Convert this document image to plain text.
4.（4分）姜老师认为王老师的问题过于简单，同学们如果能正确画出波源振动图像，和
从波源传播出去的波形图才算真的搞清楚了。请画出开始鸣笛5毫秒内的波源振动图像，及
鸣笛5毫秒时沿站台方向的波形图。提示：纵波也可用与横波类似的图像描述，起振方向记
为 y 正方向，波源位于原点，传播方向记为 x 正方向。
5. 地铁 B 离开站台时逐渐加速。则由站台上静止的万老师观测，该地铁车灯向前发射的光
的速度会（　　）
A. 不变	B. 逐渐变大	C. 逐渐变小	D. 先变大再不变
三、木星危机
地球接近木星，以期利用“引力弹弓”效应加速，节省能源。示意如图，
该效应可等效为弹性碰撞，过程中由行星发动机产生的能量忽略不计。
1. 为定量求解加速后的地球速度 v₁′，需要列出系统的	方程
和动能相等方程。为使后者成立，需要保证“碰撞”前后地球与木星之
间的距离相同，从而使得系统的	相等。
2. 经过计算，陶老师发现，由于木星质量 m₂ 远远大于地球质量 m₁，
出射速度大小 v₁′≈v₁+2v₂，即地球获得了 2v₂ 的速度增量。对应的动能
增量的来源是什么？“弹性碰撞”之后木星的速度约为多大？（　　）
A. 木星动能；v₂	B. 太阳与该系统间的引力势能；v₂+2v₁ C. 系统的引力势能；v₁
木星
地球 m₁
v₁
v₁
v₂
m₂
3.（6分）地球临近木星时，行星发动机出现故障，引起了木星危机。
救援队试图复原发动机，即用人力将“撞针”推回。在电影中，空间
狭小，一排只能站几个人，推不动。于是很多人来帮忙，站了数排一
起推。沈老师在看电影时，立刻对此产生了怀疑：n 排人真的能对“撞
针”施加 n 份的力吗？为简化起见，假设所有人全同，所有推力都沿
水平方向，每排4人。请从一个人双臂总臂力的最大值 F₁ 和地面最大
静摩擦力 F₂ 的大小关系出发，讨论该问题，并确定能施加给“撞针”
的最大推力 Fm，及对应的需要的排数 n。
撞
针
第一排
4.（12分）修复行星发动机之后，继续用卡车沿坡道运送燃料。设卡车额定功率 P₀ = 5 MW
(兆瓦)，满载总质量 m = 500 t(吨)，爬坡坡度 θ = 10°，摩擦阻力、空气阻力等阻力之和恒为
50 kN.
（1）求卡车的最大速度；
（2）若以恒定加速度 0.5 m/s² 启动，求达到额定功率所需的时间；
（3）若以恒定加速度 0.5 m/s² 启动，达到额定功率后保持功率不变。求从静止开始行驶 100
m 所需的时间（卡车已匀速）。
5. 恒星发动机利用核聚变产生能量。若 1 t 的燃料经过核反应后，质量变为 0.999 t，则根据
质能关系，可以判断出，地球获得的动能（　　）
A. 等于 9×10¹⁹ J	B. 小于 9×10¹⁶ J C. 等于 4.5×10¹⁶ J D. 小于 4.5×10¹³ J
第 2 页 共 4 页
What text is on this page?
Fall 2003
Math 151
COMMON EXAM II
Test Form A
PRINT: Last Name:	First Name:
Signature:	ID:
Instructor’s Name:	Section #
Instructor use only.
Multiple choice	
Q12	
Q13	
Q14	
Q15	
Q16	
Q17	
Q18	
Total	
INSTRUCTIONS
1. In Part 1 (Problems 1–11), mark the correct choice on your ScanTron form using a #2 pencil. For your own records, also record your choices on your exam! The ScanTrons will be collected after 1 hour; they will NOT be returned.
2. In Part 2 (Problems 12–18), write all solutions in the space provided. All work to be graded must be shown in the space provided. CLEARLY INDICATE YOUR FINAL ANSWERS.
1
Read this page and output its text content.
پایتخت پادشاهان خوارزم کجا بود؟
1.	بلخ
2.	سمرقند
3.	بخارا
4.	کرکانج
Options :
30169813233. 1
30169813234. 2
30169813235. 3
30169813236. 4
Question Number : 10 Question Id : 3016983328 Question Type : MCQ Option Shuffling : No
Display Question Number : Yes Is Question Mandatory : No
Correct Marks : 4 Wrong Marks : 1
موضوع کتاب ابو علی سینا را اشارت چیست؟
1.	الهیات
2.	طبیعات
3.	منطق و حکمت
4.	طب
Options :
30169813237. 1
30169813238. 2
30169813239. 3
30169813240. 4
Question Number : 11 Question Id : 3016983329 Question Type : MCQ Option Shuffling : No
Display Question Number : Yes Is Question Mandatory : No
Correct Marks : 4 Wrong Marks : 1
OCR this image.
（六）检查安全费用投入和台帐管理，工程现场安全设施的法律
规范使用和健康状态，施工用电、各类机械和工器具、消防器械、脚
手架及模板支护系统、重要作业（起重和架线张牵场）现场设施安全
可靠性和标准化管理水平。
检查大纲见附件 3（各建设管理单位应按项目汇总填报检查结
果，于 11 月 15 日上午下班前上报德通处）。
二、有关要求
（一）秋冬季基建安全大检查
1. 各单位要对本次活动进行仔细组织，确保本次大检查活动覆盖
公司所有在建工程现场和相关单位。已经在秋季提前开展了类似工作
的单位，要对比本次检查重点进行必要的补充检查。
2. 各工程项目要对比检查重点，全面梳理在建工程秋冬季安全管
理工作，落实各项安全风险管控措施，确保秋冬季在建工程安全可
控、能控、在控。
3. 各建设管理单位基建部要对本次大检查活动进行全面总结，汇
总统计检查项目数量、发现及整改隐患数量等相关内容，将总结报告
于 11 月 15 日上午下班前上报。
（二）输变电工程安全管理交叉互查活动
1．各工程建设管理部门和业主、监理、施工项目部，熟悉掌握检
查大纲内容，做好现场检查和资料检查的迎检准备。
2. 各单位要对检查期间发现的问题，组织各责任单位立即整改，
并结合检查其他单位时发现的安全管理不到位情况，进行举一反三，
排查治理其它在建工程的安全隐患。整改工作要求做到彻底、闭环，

▬▬▬

■ EXERCISE TASK ■
Reproduce the full listing above, character for character.

■ REPLY TO THE TASK ■
Convert this document image to plain text.
4.（4分）姜老师认为王老师的问题过于简单，同学们如果能正确画出波源振动图像，和
从波源传播出去的波形图才算真的搞清楚了。请画出开始鸣笛5毫秒内的波源振动图像，及
鸣笛5毫秒时沿站台方向的波形图。提示：纵波也可用与横波类似的图像描述，起振方向记
为 y 正方向，波源位于原点，传播方向记为 x 正方向。
5. 地铁 B 离开站台时逐渐加速。则由站台上静止的万老师观测，该地铁车灯向前发射的光
的速度会（　　）
A. 不变	B. 逐渐变大	C. 逐渐变小	D. 先变大再不变
三、木星危机
地球接近木星，以期利用“引力弹弓”效应加速，节省能源。示意如图，
该效应可等效为弹性碰撞，过程中由行星发动机产生的能量忽略不计。
1. 为定量求解加速后的地球速度 v₁′，需要列出系统的	方程
和动能相等方程。为使后者成立，需要保证“碰撞”前后地球与木星之
间的距离相同，从而使得系统的	相等。
2. 经过计算，陶老师发现，由于木星质量 m₂ 远远大于地球质量 m₁，
出射速度大小 v₁′≈v₁+2v₂，即地球获得了 2v₂ 的速度增量。对应的动能
增量的来源是什么？“弹性碰撞”之后木星的速度约为多大？（　　）
A. 木星动能；v₂	B. 太阳与该系统间的引力势能；v₂+2v₁ C. 系统的引力势能；v₁
木星
地球 m₁
v₁
v₁
v₂
m₂
3.（6分）地球临近木星时，行星发动机出现故障，引起了木星危机。
救援队试图复原发动机，即用人力将“撞针”推回。在电影中，空间
狭小，一排只能站几个人，推不动。于是很多人来帮忙，站了数排一
起推。沈老师在看电影时，立刻对此产生了怀疑：n 排人真的能对“撞
针”施加 n 份的力吗？为简化起见，假设所有人全同，所有推力都沿
水平方向，每排4人。请从一个人双臂总臂力的最大值 F₁ 和地面最大
静摩擦力 F₂ 的大小关系出发，讨论该问题，并确定能施加给“撞针”
的最大推力 Fm，及对应的需要的排数 n。
撞
针
第一排
4.（12分）修复行星发动机之后，继续用卡车沿坡道运送燃料。设卡车额定功率 P₀ = 5 MW
(兆瓦)，满载总质量 m = 500 t(吨)，爬坡坡度 θ = 10°，摩擦阻力、空气阻力等阻力之和恒为
50 kN.
（1）求卡车的最大速度；
（2）若以恒定加速度 0.5 m/s² 启动，求达到额定功率所需的时间；
（3）若以恒定加速度 0.5 m/s² 启动，达到额定功率后保持功率不变。求从静止开始行驶 100
m 所需的时间（卡车已匀速）。
5. 恒星发动机利用核聚变产生能量。若 1 t 的燃料经过核反应后，质量变为 0.999 t，则根据
质能关系，可以判断出，地球获得的动能（　　）
A. 等于 9×10¹⁹ J	B. 小于 9×10¹⁶ J C. 等于 4.5×10¹⁶ J D. 小于 4.5×10¹³ J
第 2 页 共 4 页
What text is on this page?
Fall 2003
Math 151
COMMON EXAM II
Test Form A
PRINT: Last Name:	First Name:
Signature:	ID:
Instructor’s Name:	Section #
Instructor use only.
Multiple choice	
Q12	
Q13	
Q14	
Q15	
Q16	
Q17	
Q18	
Total	
INSTRUCTIONS
1. In Part 1 (Problems 1–11), mark the correct choice on your ScanTron form using a #2 pencil. For your own records, also record your choices on your exam! The ScanTrons will be collected after 1 hour; they will NOT be returned.
2. In Part 2 (Problems 12–18), write all solutions in the space provided. All work to be graded must be shown in the space provided. CLEARLY INDICATE YOUR FINAL ANSWERS.
1
Read this page and output its text content.
پایتخت پادشاهان خوارزم کجا بود؟
1.	بلخ
2.	سمرقند
3.	بخارا
4.	کرکانج
Options :
30169813233. 1
30169813234. 2
30169813235. 3
30169813236. 4
Question Number : 10 Question Id : 3016983328 Question Type : MCQ Option Shuffling : No
Display Question Number : Yes Is Question Mandatory : No
Correct Marks : 4 Wrong Marks : 1
موضوع کتاب ابو علی سینا را اشارت چیست؟
1.	الهیات
2.	طبیعات
3.	منطق و حکمت
4.	طب
Options :
30169813237. 1
30169813238. 2
30169813239. 3
30169813240. 4
Question Number : 11 Question Id : 3016983329 Question Type : MCQ Option Shuffling : No
Display Question Number : Yes Is Question Mandatory : No
Correct Marks : 4 Wrong Marks : 1
OCR this image.
（六）检查安全费用投入和台帐管理，工程现场安全设施的法律
规范使用和健康状态，施工用电、各类机械和工器具、消防器械、脚
手架及模板支护系统、重要作业（起重和架线张牵场）现场设施安全
可靠性和标准化管理水平。
检查大纲见附件 3（各建设管理单位应按项目汇总填报检查结
果，于 11 月 15 日上午下班前上报德通处）。
二、有关要求
（一）秋冬季基建安全大检查
1. 各单位要对本次活动进行仔细组织，确保本次大检查活动覆盖
公司所有在建工程现场和相关单位。已经在秋季提前开展了类似工作
的单位，要对比本次检查重点进行必要的补充检查。
2. 各工程项目要对比检查重点，全面梳理在建工程秋冬季安全管
理工作，落实各项安全风险管控措施，确保秋冬季在建工程安全可
控、能控、在控。
3. 各建设管理单位基建部要对本次大检查活动进行全面总结，汇
总统计检查项目数量、发现及整改隐患数量等相关内容，将总结报告
于 11 月 15 日上午下班前上报。
（二）输变电工程安全管理交叉互查活动
1．各工程建设管理部门和业主、监理、施工项目部，熟悉掌握检
查大纲内容，做好现场检查和资料检查的迎检准备。
2. 各单位要对检查期间发现的问题，组织各责任单位立即整改，
并结合检查其他单位时发现的安全管理不到位情况，进行举一反三，
排查治理其它在建工程的安全隐患。整改工作要求做到彻底、闭环，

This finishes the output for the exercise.